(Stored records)
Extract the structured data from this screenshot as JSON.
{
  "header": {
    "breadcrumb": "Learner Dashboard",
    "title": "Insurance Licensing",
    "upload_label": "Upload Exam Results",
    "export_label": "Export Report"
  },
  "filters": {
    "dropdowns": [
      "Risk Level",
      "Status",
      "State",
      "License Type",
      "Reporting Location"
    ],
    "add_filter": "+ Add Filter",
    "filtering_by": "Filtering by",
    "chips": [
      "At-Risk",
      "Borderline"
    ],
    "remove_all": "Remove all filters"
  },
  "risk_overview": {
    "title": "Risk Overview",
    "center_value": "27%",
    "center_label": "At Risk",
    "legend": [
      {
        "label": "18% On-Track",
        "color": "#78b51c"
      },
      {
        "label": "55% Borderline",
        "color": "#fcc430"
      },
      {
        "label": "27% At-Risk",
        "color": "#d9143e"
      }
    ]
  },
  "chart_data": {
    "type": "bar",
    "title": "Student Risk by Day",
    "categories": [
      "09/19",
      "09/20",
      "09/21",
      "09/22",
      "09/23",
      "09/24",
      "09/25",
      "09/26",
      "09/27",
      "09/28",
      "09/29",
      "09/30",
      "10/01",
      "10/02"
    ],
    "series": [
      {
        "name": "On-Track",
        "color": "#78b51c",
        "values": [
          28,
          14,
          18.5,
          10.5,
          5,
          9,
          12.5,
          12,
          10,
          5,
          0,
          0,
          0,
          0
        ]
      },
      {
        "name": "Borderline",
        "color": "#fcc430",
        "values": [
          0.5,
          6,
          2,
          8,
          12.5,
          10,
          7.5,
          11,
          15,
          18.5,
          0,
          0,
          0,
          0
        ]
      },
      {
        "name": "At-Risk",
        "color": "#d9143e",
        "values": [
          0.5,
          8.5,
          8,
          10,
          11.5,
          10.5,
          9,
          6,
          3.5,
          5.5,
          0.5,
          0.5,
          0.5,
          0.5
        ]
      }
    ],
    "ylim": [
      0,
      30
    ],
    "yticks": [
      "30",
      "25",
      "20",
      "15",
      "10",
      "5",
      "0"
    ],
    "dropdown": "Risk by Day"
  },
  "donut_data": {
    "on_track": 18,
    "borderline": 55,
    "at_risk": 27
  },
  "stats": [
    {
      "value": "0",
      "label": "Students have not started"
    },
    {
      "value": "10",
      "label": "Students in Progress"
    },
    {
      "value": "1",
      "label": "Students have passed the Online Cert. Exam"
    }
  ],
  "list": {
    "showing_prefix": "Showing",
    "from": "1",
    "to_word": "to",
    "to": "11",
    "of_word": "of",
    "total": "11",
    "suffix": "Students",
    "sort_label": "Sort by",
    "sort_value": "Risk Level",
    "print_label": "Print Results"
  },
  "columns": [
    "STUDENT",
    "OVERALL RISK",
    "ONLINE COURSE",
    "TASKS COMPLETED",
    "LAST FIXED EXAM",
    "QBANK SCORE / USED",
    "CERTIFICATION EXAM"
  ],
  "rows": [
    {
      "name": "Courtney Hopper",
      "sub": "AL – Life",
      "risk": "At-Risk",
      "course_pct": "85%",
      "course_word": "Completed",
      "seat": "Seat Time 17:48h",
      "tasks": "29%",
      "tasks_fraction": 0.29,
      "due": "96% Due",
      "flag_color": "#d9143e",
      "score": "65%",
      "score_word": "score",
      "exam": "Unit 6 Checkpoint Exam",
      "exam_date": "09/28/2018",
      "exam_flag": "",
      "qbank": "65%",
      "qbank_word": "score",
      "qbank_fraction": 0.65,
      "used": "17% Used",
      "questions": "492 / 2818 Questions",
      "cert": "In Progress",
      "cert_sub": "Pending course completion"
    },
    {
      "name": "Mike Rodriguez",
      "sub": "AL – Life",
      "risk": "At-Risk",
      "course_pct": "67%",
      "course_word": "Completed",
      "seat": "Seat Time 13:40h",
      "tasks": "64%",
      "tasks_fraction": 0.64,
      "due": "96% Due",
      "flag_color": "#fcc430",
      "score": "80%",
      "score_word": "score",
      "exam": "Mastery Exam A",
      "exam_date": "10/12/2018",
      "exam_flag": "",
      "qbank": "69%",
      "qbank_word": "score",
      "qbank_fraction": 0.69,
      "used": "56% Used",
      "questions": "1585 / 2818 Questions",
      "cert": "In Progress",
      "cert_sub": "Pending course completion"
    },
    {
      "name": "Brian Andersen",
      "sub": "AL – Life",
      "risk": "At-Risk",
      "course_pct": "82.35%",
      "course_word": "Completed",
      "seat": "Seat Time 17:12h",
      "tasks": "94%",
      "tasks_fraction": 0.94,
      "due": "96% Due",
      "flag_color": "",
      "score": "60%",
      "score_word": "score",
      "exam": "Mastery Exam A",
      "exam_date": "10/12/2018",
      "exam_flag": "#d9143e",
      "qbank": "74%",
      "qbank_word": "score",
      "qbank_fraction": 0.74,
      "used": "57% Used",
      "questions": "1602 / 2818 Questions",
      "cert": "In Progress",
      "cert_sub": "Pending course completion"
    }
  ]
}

■ **DIRECTIONS FOR THIS TASK**: Your task is to quote all of the data word for word.

■ **RESULT FOR THIS EXERCISE**:
Extract the structured data from this screenshot as JSON.
{
  "header": {
    "breadcrumb": "Learner Dashboard",
    "title": "Insurance Licensing",
    "upload_label": "Upload Exam Results",
    "export_label": "Export Report"
  },
  "filters": {
    "dropdowns": [
      "Risk Level",
      "Status",
      "State",
      "License Type",
      "Reporting Location"
    ],
    "add_filter": "+ Add Filter",
    "filtering_by": "Filtering by",
    "chips": [
      "At-Risk",
      "Borderline"
    ],
    "remove_all": "Remove all filters"
  },
  "risk_overview": {
    "title": "Risk Overview",
    "center_value": "27%",
    "center_label": "At Risk",
    "legend": [
      {
        "label": "18% On-Track",
        "color": "#78b51c"
      },
      {
        "label": "55% Borderline",
        "color": "#fcc430"
      },
      {
        "label": "27% At-Risk",
        "color": "#d9143e"
      }
    ]
  },
  "chart_data": {
    "type": "bar",
    "title": "Student Risk by Day",
    "categories": [
      "09/19",
      "09/20",
      "09/21",
      "09/22",
      "09/23",
      "09/24",
      "09/25",
      "09/26",
      "09/27",
      "09/28",
      "09/29",
      "09/30",
      "10/01",
      "10/02"
    ],
    "series": [
      {
        "name": "On-Track",
        "color": "#78b51c",
        "values": [
          28,
          14,
          18.5,
          10.5,
          5,
          9,
          12.5,
          12,
          10,
          5,
          0,
          0,
          0,
          0
        ]
      },
      {
        "name": "Borderline",
        "color": "#fcc430",
        "values": [
          0.5,
          6,
          2,
          8,
          12.5,
          10,
          7.5,
          11,
          15,
          18.5,
          0,
          0,
          0,
          0
        ]
      },
      {
        "name": "At-Risk",
        "color": "#d9143e",
        "values": [
          0.5,
          8.5,
          8,
          10,
          11.5,
          10.5,
          9,
          6,
          3.5,
          5.5,
          0.5,
          0.5,
          0.5,
          0.5
        ]
      }
    ],
    "ylim": [
      0,
      30
    ],
    "yticks": [
      "30",
      "25",
      "20",
      "15",
      "10",
      "5",
      "0"
    ],
    "dropdown": "Risk by Day"
  },
  "donut_data": {
    "on_track": 18,
    "borderline": 55,
    "at_risk": 27
  },
  "stats": [
    {
      "value": "0",
      "label": "Students have not started"
    },
    {
      "value": "10",
      "label": "Students in Progress"
    },
    {
      "value": "1",
      "label": "Students have passed the Online Cert. Exam"
    }
  ],
  "list": {
    "showing_prefix": "Showing",
    "from": "1",
    "to_word": "to",
    "to": "11",
    "of_word": "of",
    "total": "11",
    "suffix": "Students",
    "sort_label": "Sort by",
    "sort_value": "Risk Level",
    "print_label": "Print Results"
  },
  "columns": [
    "STUDENT",
    "OVERALL RISK",
    "ONLINE COURSE",
    "TASKS COMPLETED",
    "LAST FIXED EXAM",
    "QBANK SCORE / USED",
    "CERTIFICATION EXAM"
  ],
  "rows": [
    {
      "name": "Courtney Hopper",
      "sub": "AL – Life",
      "risk": "At-Risk",
      "course_pct": "85%",
      "course_word": "Completed",
      "seat": "Seat Time 17:48h",
      "tasks": "29%",
      "tasks_fraction": 0.29,
      "due": "96% Due",
      "flag_color": "#d9143e",
      "score": "65%",
      "score_word": "score",
      "exam": "Unit 6 Checkpoint Exam",
      "exam_date": "09/28/2018",
      "exam_flag": "",
      "qbank": "65%",
      "qbank_word": "score",
      "qbank_fraction": 0.65,
      "used": "17% Used",
      "questions": "492 / 2818 Questions",
      "cert": "In Progress",
      "cert_sub": "Pending course completion"
    },
    {
      "name": "Mike Rodriguez",
      "sub": "AL – Life",
      "risk": "At-Risk",
      "course_pct": "67%",
      "course_word": "Completed",
      "seat": "Seat Time 13:40h",
      "tasks": "64%",
      "tasks_fraction": 0.64,
      "due": "96% Due",
      "flag_color": "#fcc430",
      "score": "80%",
      "score_word": "score",
      "exam": "Mastery Exam A",
      "exam_date": "10/12/2018",
      "exam_flag": "",
      "qbank": "69%",
      "qbank_word": "score",
      "qbank_fraction": 0.69,
      "used": "56% Used",
      "questions": "1585 / 2818 Questions",
      "cert": "In Progress",
      "cert_sub": "Pending course completion"
    },
    {
      "name": "Brian Andersen",
      "sub": "AL – Life",
      "risk": "At-Risk",
      "course_pct": "82.35%",
      "course_word": "Completed",
      "seat": "Seat Time 17:12h",
      "tasks": "94%",
      "tasks_fraction": 0.94,
      "due": "96% Due",
      "flag_color": "",
      "score": "60%",
      "score_word": "score",
      "exam": "Mastery Exam A",
      "exam_date": "10/12/2018",
      "exam_flag": "#d9143e",
      "qbank": "74%",
      "qbank_word": "score",
      "qbank_fraction": 0.74,
      "used": "57% Used",
      "questions": "1602 / 2818 Questions",
      "cert": "In Progress",
      "cert_sub": "Pending course completion"
    }
  ]
}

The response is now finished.